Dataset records
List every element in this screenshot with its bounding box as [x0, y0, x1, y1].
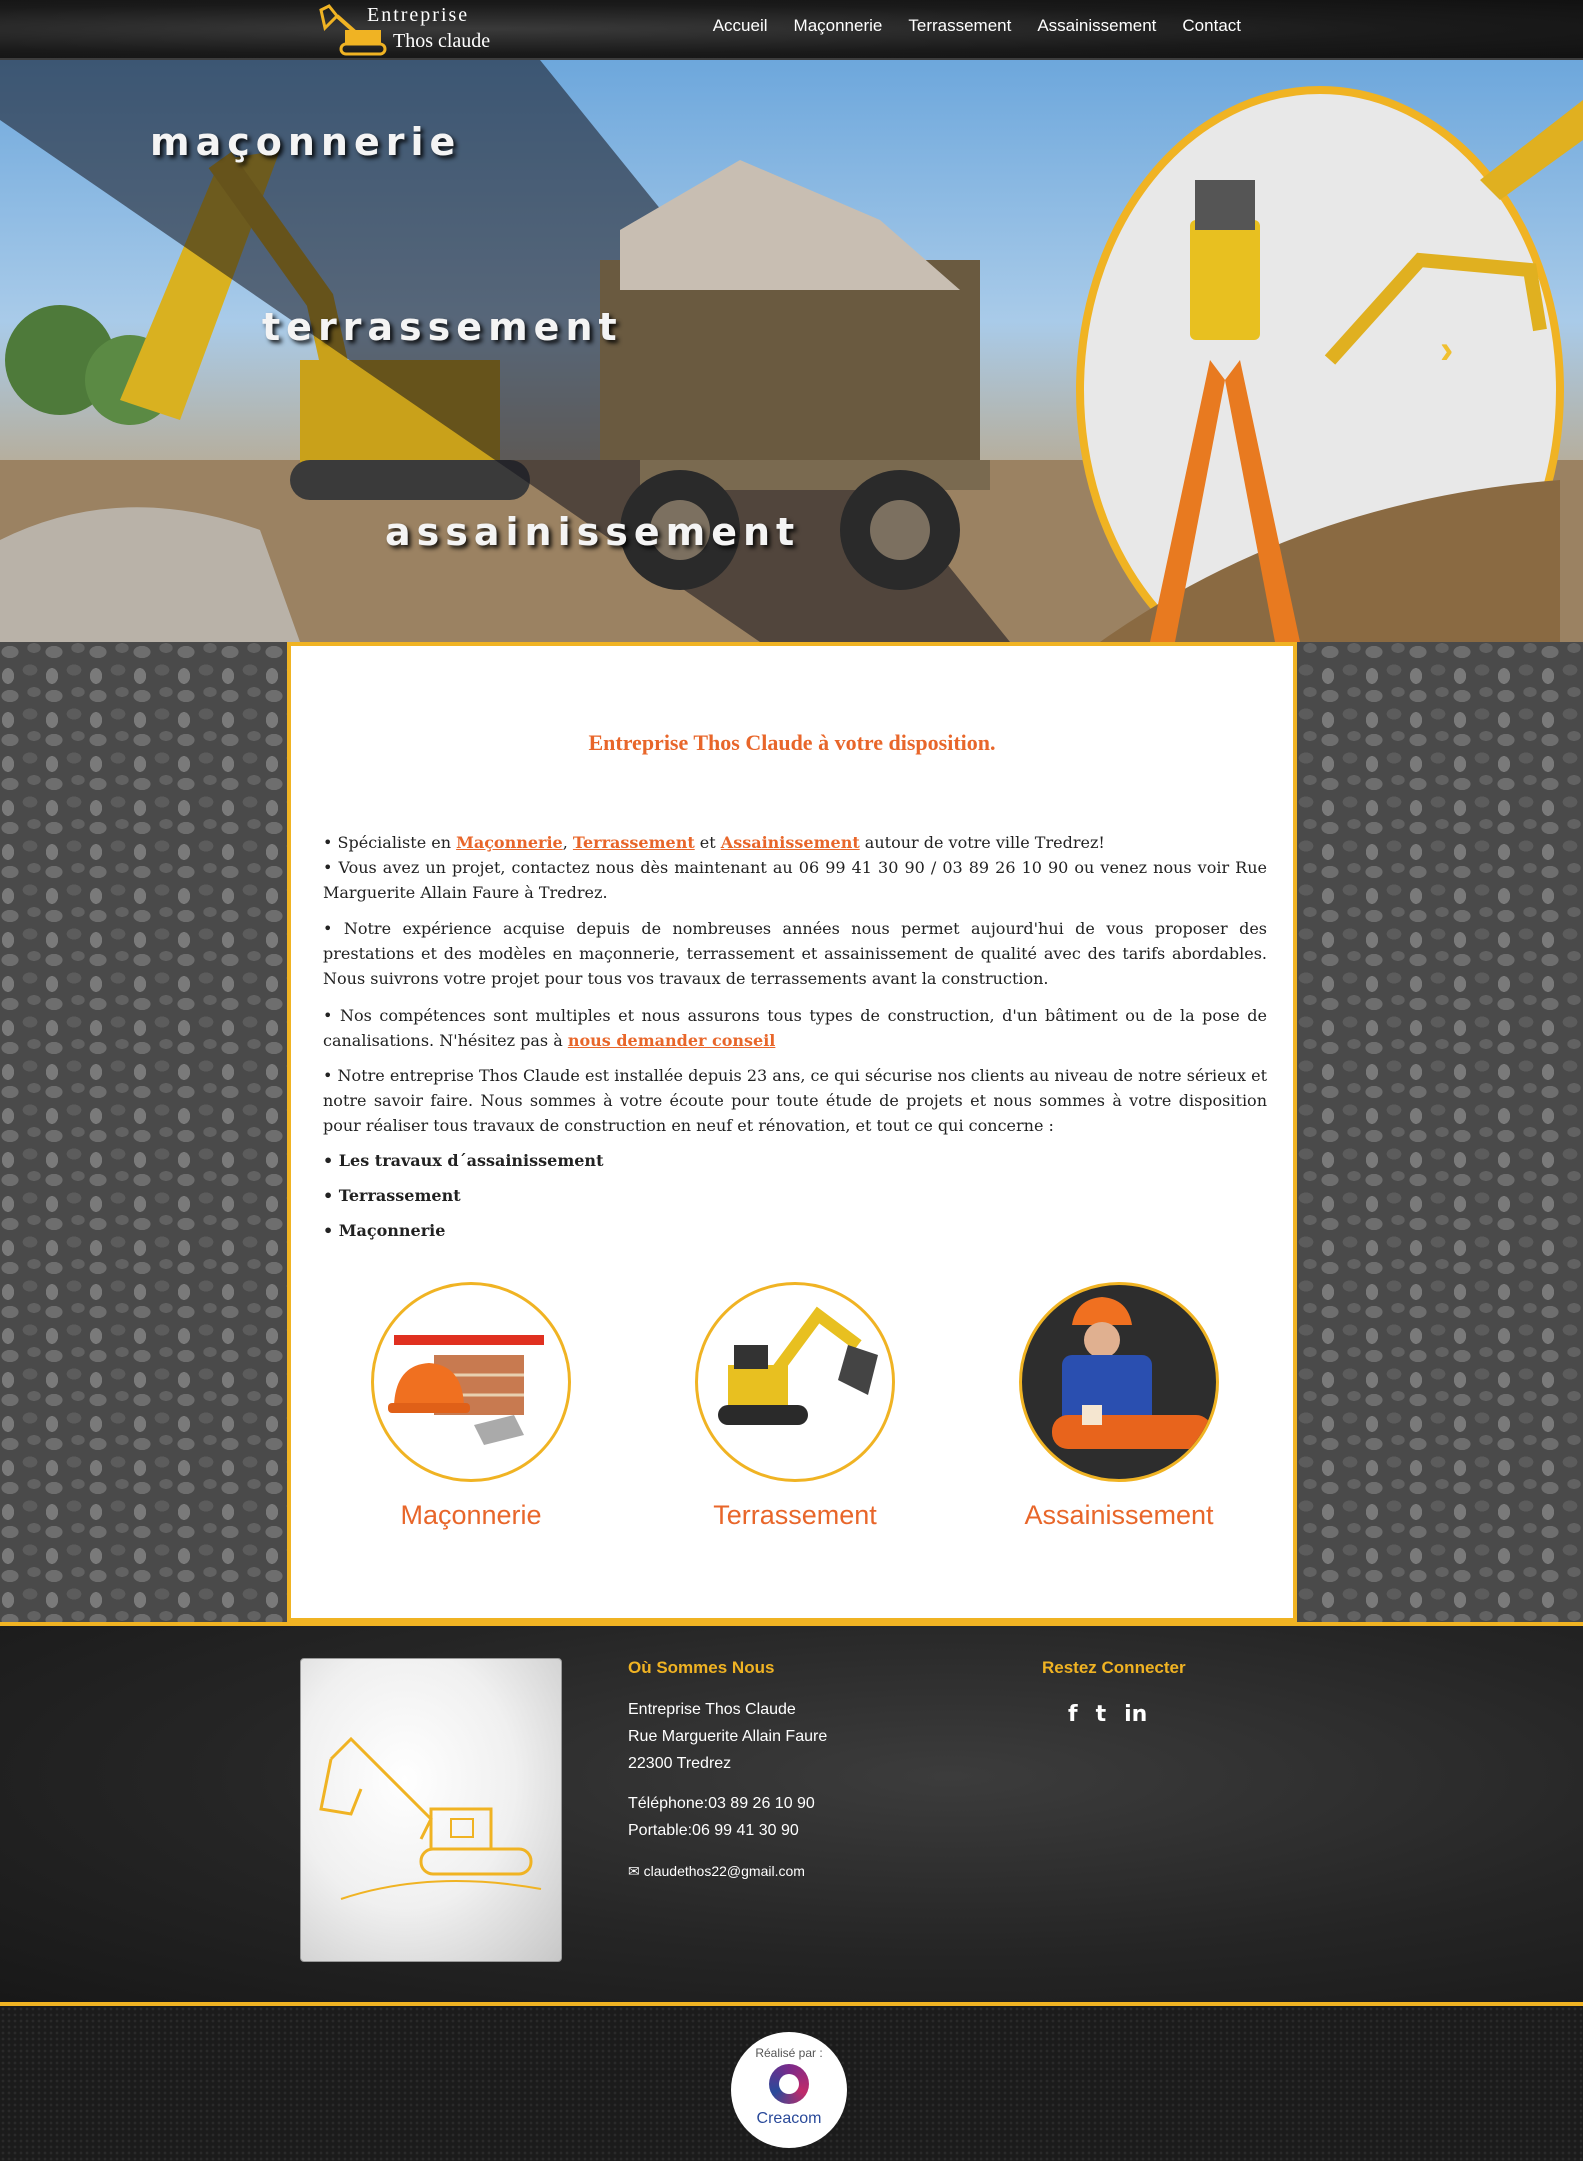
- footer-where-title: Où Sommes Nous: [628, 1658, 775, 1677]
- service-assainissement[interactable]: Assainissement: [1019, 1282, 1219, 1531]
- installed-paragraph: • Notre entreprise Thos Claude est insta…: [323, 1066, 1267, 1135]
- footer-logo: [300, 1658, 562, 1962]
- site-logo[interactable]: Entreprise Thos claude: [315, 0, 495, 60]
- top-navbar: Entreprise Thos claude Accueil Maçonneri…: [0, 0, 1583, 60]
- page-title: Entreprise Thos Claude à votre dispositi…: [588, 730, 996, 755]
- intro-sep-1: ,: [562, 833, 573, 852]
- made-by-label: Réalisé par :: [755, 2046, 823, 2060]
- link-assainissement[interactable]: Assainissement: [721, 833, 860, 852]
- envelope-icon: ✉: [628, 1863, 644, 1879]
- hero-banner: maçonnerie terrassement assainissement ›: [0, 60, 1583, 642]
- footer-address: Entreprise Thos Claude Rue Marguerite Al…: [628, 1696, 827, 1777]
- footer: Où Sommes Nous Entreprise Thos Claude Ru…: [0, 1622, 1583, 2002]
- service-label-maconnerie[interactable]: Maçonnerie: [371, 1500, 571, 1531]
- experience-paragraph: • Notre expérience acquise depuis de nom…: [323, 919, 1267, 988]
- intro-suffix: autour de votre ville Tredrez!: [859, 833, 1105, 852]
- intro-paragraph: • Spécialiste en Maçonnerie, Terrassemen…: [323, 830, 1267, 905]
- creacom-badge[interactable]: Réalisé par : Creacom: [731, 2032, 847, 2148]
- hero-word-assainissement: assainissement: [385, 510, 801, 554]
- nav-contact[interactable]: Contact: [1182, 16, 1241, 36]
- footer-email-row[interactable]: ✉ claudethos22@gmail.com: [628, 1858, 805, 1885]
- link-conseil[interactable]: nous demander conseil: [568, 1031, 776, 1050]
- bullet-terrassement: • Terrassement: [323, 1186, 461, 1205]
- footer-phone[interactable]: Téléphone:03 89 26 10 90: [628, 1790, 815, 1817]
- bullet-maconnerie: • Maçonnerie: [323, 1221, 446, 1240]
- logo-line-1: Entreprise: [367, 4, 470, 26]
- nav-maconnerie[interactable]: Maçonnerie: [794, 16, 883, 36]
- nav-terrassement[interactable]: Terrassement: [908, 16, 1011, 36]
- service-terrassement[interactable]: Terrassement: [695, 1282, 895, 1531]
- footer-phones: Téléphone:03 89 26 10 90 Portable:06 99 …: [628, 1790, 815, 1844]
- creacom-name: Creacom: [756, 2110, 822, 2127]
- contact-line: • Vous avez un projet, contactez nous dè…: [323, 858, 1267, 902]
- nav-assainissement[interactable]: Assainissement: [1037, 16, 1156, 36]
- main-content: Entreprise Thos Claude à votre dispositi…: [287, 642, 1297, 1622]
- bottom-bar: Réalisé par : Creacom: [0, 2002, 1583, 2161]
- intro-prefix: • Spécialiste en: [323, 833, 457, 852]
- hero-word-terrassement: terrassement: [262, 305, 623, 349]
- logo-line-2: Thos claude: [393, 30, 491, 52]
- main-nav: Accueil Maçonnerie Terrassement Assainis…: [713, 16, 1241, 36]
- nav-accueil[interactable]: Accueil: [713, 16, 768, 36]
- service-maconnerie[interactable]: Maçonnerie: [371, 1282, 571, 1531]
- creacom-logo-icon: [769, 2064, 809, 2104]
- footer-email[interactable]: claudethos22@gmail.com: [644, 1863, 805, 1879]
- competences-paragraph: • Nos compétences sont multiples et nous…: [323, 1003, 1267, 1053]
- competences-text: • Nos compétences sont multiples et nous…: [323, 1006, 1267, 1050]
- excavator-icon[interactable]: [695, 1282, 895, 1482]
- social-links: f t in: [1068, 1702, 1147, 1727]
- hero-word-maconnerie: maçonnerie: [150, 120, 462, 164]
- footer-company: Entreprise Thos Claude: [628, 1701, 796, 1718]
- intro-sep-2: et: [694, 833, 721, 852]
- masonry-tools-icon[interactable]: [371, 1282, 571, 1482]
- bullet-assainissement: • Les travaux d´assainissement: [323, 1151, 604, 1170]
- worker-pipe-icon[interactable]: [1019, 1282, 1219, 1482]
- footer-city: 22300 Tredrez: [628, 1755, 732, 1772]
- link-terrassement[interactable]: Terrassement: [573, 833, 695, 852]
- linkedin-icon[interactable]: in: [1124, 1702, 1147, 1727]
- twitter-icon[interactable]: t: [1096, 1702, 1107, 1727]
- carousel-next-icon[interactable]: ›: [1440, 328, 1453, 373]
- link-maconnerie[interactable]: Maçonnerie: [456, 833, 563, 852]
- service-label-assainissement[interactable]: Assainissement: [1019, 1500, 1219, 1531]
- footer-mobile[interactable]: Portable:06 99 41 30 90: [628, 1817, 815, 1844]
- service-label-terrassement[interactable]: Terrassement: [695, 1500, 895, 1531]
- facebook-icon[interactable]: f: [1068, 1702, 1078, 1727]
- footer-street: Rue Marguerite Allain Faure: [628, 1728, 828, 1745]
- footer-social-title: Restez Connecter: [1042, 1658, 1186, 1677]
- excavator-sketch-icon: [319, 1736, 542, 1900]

*Aim:* Copy out every line of the dataset records above exactly as it appears, leaving the pictures out.

*The solution:*
List every element in this screenshot with its bounding box as [x0, y0, x1, y1].
- footer-where-title: Où Sommes Nous: [628, 1658, 775, 1677]
- service-assainissement[interactable]: Assainissement: [1019, 1282, 1219, 1531]
- installed-paragraph: • Notre entreprise Thos Claude est insta…: [323, 1066, 1267, 1135]
- footer-logo: [300, 1658, 562, 1962]
- site-logo[interactable]: Entreprise Thos claude: [315, 0, 495, 60]
- top-navbar: Entreprise Thos claude Accueil Maçonneri…: [0, 0, 1583, 60]
- page-title: Entreprise Thos Claude à votre dispositi…: [588, 730, 996, 755]
- intro-sep-1: ,: [562, 833, 573, 852]
- made-by-label: Réalisé par :: [755, 2046, 823, 2060]
- link-assainissement[interactable]: Assainissement: [721, 833, 860, 852]
- envelope-icon: ✉: [628, 1863, 644, 1879]
- hero-banner: maçonnerie terrassement assainissement ›: [0, 60, 1583, 642]
- footer-address: Entreprise Thos Claude Rue Marguerite Al…: [628, 1696, 827, 1777]
- footer: Où Sommes Nous Entreprise Thos Claude Ru…: [0, 1622, 1583, 2002]
- service-label-maconnerie[interactable]: Maçonnerie: [371, 1500, 571, 1531]
- experience-paragraph: • Notre expérience acquise depuis de nom…: [323, 919, 1267, 988]
- intro-suffix: autour de votre ville Tredrez!: [859, 833, 1105, 852]
- intro-paragraph: • Spécialiste en Maçonnerie, Terrassemen…: [323, 830, 1267, 905]
- creacom-badge[interactable]: Réalisé par : Creacom: [731, 2032, 847, 2148]
- hero-word-assainissement: assainissement: [385, 510, 801, 554]
- nav-contact[interactable]: Contact: [1182, 16, 1241, 36]
- footer-email-row[interactable]: ✉ claudethos22@gmail.com: [628, 1858, 805, 1885]
- link-conseil[interactable]: nous demander conseil: [568, 1031, 776, 1050]
- bullet-terrassement: • Terrassement: [323, 1186, 461, 1205]
- footer-phone[interactable]: Téléphone:03 89 26 10 90: [628, 1790, 815, 1817]
- bullet-maconnerie: • Maçonnerie: [323, 1221, 446, 1240]
- logo-line-1: Entreprise: [367, 4, 470, 26]
- nav-maconnerie[interactable]: Maçonnerie: [794, 16, 883, 36]
- nav-terrassement[interactable]: Terrassement: [908, 16, 1011, 36]
- service-terrassement[interactable]: Terrassement: [695, 1282, 895, 1531]
- footer-phones: Téléphone:03 89 26 10 90 Portable:06 99 …: [628, 1790, 815, 1844]
- creacom-name: Creacom: [756, 2110, 822, 2127]
- contact-line: • Vous avez un projet, contactez nous dè…: [323, 858, 1267, 902]
- nav-assainissement[interactable]: Assainissement: [1037, 16, 1156, 36]
- main-content: Entreprise Thos Claude à votre dispositi…: [287, 642, 1297, 1622]
- bottom-bar: Réalisé par : Creacom: [0, 2002, 1583, 2161]
- intro-prefix: • Spécialiste en: [323, 833, 457, 852]
- hero-word-terrassement: terrassement: [262, 305, 623, 349]
- logo-line-2: Thos claude: [393, 30, 491, 52]
- main-nav: Accueil Maçonnerie Terrassement Assainis…: [713, 16, 1241, 36]
- nav-accueil[interactable]: Accueil: [713, 16, 768, 36]
- service-maconnerie[interactable]: Maçonnerie: [371, 1282, 571, 1531]
- creacom-logo-icon: [769, 2064, 809, 2104]
- footer-email[interactable]: claudethos22@gmail.com: [644, 1863, 805, 1879]
- competences-paragraph: • Nos compétences sont multiples et nous…: [323, 1003, 1267, 1053]
- competences-text: • Nos compétences sont multiples et nous…: [323, 1006, 1267, 1050]
- excavator-icon[interactable]: [695, 1282, 895, 1482]
- social-links: f t in: [1068, 1702, 1147, 1727]
- hero-word-maconnerie: maçonnerie: [150, 120, 462, 164]
- footer-company: Entreprise Thos Claude: [628, 1701, 796, 1718]
- intro-sep-2: et: [694, 833, 721, 852]
- masonry-tools-icon[interactable]: [371, 1282, 571, 1482]
- bullet-assainissement: • Les travaux d´assainissement: [323, 1151, 604, 1170]
- worker-pipe-icon[interactable]: [1019, 1282, 1219, 1482]
- footer-city: 22300 Tredrez: [628, 1755, 732, 1772]
- link-terrassement[interactable]: Terrassement: [573, 833, 695, 852]
- linkedin-icon[interactable]: in: [1124, 1702, 1147, 1727]
- twitter-icon[interactable]: t: [1096, 1702, 1107, 1727]
- carousel-next-icon[interactable]: ›: [1440, 328, 1453, 373]
- link-maconnerie[interactable]: Maçonnerie: [456, 833, 563, 852]
- service-label-assainissement[interactable]: Assainissement: [1019, 1500, 1219, 1531]
- footer-mobile[interactable]: Portable:06 99 41 30 90: [628, 1817, 815, 1844]
- service-label-terrassement[interactable]: Terrassement: [695, 1500, 895, 1531]
- facebook-icon[interactable]: f: [1068, 1702, 1078, 1727]
- footer-street: Rue Marguerite Allain Faure: [628, 1728, 828, 1745]
- footer-social-title: Restez Connecter: [1042, 1658, 1186, 1677]
- excavator-sketch-icon: [319, 1736, 542, 1900]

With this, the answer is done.